* WHAT YOU SHOULD DO
Output the records exactly as they appear, with no pictures included.

Extracts from a graphics dataset:

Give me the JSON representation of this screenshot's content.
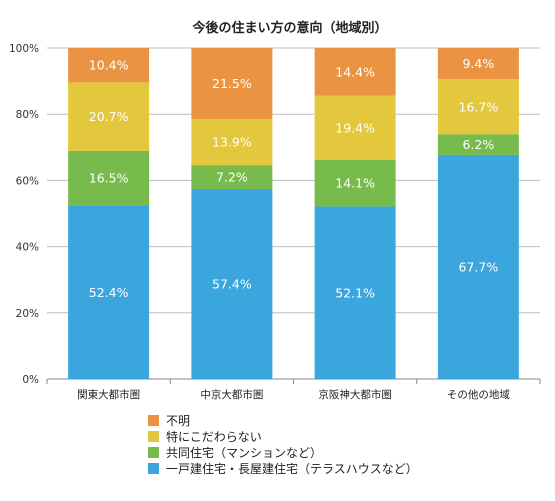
{
  "chart_data": {
    "type": "bar",
    "stacked": true,
    "title": "今後の住まい方の意向（地域別）",
    "categories": [
      "関東大都市圏",
      "中京大都市圏",
      "京阪神大都市圏",
      "その他の地域"
    ],
    "ylim": [
      0,
      100
    ],
    "yticks": [
      "0%",
      "20%",
      "40%",
      "60%",
      "80%",
      "100%"
    ],
    "grid": true,
    "legend_position": "bottom",
    "series": [
      {
        "name": "一戸建住宅・長屋建住宅（テラスハウスなど）",
        "color": "#3aa6dd",
        "values": [
          52.4,
          57.4,
          52.1,
          67.7
        ],
        "labels": [
          "52.4%",
          "57.4%",
          "52.1%",
          "67.7%"
        ]
      },
      {
        "name": "共同住宅（マンションなど）",
        "color": "#78bb4d",
        "values": [
          16.5,
          7.2,
          14.1,
          6.2
        ],
        "labels": [
          "16.5%",
          "7.2%",
          "14.1%",
          "6.2%"
        ]
      },
      {
        "name": "特にこだわらない",
        "color": "#e3c73c",
        "values": [
          20.7,
          13.9,
          19.4,
          16.7
        ],
        "labels": [
          "20.7%",
          "13.9%",
          "19.4%",
          "16.7%"
        ]
      },
      {
        "name": "不明",
        "color": "#ea9443",
        "values": [
          10.4,
          21.5,
          14.4,
          9.4
        ],
        "labels": [
          "10.4%",
          "21.5%",
          "14.4%",
          "9.4%"
        ]
      }
    ],
    "legend_order": [
      "不明",
      "特にこだわらない",
      "共同住宅（マンションなど）",
      "一戸建住宅・長屋建住宅（テラスハウスなど）"
    ]
  }
}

* EXERCISE SOLUTION
Give me the JSON representation of this screenshot's content.
{
  "chart_data": {
    "type": "bar",
    "stacked": true,
    "title": "今後の住まい方の意向（地域別）",
    "categories": [
      "関東大都市圏",
      "中京大都市圏",
      "京阪神大都市圏",
      "その他の地域"
    ],
    "ylim": [
      0,
      100
    ],
    "yticks": [
      "0%",
      "20%",
      "40%",
      "60%",
      "80%",
      "100%"
    ],
    "grid": true,
    "legend_position": "bottom",
    "series": [
      {
        "name": "一戸建住宅・長屋建住宅（テラスハウスなど）",
        "color": "#3aa6dd",
        "values": [
          52.4,
          57.4,
          52.1,
          67.7
        ],
        "labels": [
          "52.4%",
          "57.4%",
          "52.1%",
          "67.7%"
        ]
      },
      {
        "name": "共同住宅（マンションなど）",
        "color": "#78bb4d",
        "values": [
          16.5,
          7.2,
          14.1,
          6.2
        ],
        "labels": [
          "16.5%",
          "7.2%",
          "14.1%",
          "6.2%"
        ]
      },
      {
        "name": "特にこだわらない",
        "color": "#e3c73c",
        "values": [
          20.7,
          13.9,
          19.4,
          16.7
        ],
        "labels": [
          "20.7%",
          "13.9%",
          "19.4%",
          "16.7%"
        ]
      },
      {
        "name": "不明",
        "color": "#ea9443",
        "values": [
          10.4,
          21.5,
          14.4,
          9.4
        ],
        "labels": [
          "10.4%",
          "21.5%",
          "14.4%",
          "9.4%"
        ]
      }
    ],
    "legend_order": [
      "不明",
      "特にこだわらない",
      "共同住宅（マンションなど）",
      "一戸建住宅・長屋建住宅（テラスハウスなど）"
    ]
  }
}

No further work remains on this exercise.